> [Given information]
■ ■ ■

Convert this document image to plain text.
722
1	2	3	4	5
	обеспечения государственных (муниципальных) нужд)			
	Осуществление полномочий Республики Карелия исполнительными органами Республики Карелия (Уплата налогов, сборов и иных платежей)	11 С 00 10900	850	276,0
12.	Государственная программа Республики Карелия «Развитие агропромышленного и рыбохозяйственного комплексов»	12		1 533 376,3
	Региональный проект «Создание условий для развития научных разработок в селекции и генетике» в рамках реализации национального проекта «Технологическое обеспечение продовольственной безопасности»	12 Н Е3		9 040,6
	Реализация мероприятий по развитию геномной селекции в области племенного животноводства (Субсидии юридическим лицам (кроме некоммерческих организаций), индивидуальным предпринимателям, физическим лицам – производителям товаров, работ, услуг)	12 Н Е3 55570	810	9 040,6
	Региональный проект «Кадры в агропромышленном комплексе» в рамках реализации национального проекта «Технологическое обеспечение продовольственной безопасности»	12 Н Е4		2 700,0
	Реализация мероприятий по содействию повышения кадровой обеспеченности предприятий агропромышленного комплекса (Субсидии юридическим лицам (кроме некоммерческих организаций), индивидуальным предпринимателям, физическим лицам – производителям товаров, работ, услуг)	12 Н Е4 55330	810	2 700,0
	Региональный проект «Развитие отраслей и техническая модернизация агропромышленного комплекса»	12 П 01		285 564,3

■ ■ ■

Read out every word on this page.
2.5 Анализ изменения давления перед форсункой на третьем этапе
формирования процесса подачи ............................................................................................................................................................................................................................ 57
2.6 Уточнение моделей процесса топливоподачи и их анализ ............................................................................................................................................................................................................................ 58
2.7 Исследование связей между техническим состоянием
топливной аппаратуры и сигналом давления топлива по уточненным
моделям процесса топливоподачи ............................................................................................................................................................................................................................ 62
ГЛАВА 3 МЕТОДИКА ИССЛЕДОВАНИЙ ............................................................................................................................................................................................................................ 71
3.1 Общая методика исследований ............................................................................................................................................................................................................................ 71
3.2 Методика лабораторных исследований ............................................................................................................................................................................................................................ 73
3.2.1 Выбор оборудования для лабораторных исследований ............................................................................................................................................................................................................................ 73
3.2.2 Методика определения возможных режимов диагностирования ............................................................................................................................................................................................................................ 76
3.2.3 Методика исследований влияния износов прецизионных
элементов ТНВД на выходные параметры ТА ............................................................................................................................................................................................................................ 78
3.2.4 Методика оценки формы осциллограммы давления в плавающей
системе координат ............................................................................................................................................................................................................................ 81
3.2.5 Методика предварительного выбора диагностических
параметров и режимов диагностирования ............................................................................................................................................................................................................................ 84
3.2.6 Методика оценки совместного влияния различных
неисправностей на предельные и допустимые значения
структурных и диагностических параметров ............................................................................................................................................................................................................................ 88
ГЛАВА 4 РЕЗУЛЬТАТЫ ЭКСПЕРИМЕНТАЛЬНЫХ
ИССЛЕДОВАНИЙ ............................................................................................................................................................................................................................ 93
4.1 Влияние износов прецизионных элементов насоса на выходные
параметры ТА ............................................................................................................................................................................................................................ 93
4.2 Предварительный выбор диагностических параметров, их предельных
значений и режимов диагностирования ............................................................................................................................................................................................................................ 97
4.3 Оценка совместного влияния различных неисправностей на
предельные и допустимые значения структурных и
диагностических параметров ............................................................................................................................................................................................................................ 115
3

■ ■ ■

> [Required task] From the records given above, copy all lines containing "this".

> [Output]
Convert this document image to plain text.
Read out every word on this page.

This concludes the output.